Go over the entries below line by line, copying each one that contains the word "legend".

Stored data entries
** Begin **

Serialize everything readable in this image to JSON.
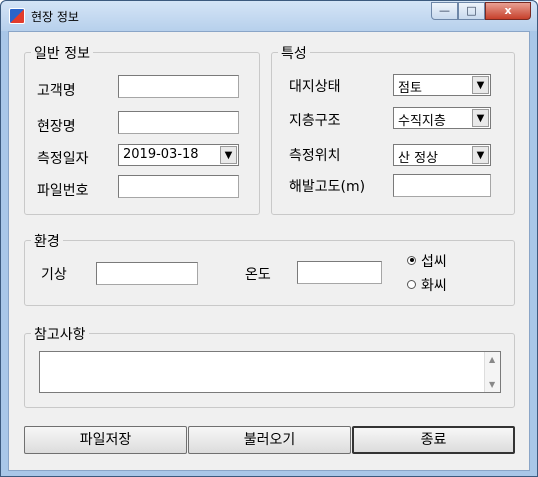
{
  "window": {
    "title": "현장 정보",
    "min_glyph": "—",
    "max_glyph": "□",
    "close_glyph": "x"
  },
  "general": {
    "legend": "일반 정보",
    "customer_label": "고객명",
    "customer_value": "",
    "site_label": "현장명",
    "site_value": "",
    "date_label": "측정일자",
    "date_value": "2019-03-18",
    "file_label": "파일번호",
    "file_value": ""
  },
  "properties": {
    "legend": "특성",
    "ground_label": "대지상태",
    "ground_value": "점토",
    "strata_label": "지층구조",
    "strata_value": "수직지층",
    "position_label": "측정위치",
    "position_value": "산 정상",
    "altitude_label": "해발고도(m)",
    "altitude_value": ""
  },
  "environment": {
    "legend": "환경",
    "weather_label": "기상",
    "weather_value": "",
    "temp_label": "온도",
    "temp_value": "",
    "unit_celsius": "섭씨",
    "unit_fahrenheit": "화씨",
    "selected_unit": "celsius"
  },
  "notes": {
    "legend": "참고사항",
    "value": ""
  },
  "buttons": {
    "save": "파일저장",
    "load": "불러오기",
    "exit": "종료"
  },
  "glyphs": {
    "dropdown": "▼",
    "scroll_up": "▲",
    "scroll_down": "▼"
  }
}
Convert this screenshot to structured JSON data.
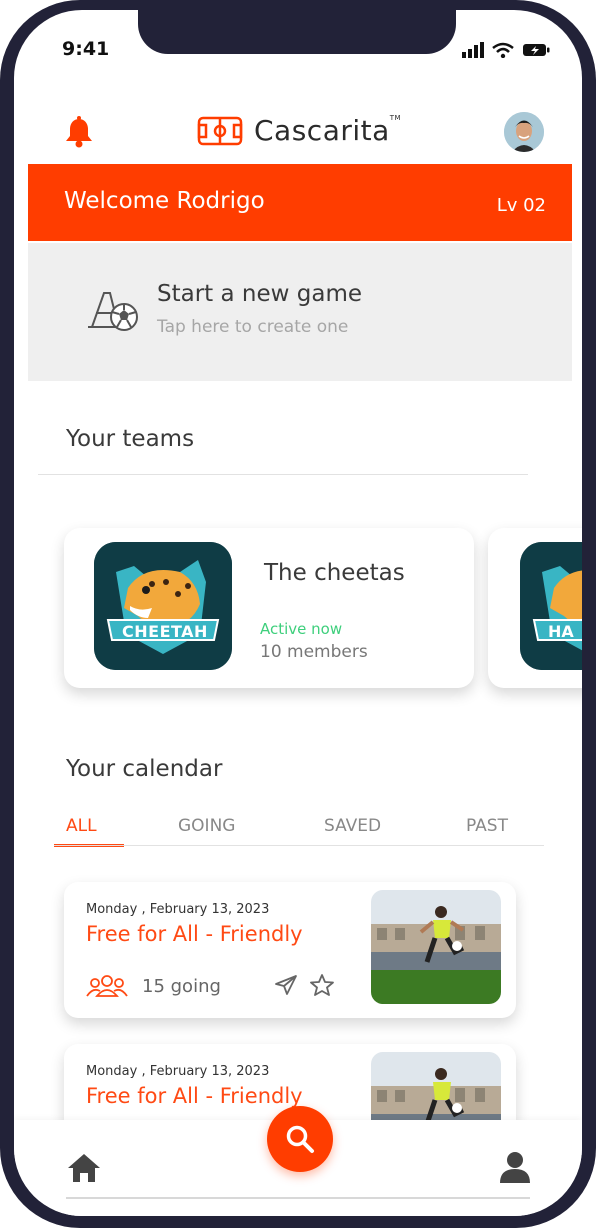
{
  "status_bar": {
    "time": "9:41"
  },
  "app": {
    "logo_text": "Cascarita",
    "trademark": "TM",
    "brand_color": "#ff3d00"
  },
  "welcome": {
    "text": "Welcome Rodrigo",
    "level": "Lv 02"
  },
  "new_game": {
    "title": "Start a new game",
    "subtitle": "Tap here to create one"
  },
  "teams": {
    "section_title": "Your teams",
    "items": [
      {
        "name": "The cheetas",
        "status": "Active now",
        "members": "10 members",
        "badge_text": "CHEETAH"
      },
      {
        "name": "",
        "status": "",
        "members": "",
        "badge_text": "HA"
      }
    ]
  },
  "calendar": {
    "section_title": "Your calendar",
    "tabs": [
      {
        "label": "ALL",
        "active": true
      },
      {
        "label": "GOING",
        "active": false
      },
      {
        "label": "SAVED",
        "active": false
      },
      {
        "label": "PAST",
        "active": false
      }
    ],
    "events": [
      {
        "date": "Monday , February 13, 2023",
        "title": "Free for All - Friendly",
        "going": "15 going"
      },
      {
        "date": "Monday , February 13, 2023",
        "title": "Free for All - Friendly",
        "going": ""
      }
    ]
  },
  "bottom_nav": {
    "home_icon": "home-icon",
    "search_icon": "search-icon",
    "profile_icon": "profile-icon"
  }
}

** End **

> Result of this task
    "legend": "일반 정보",
    "legend": "특성",
    "legend": "환경",
    "legend": "참고사항",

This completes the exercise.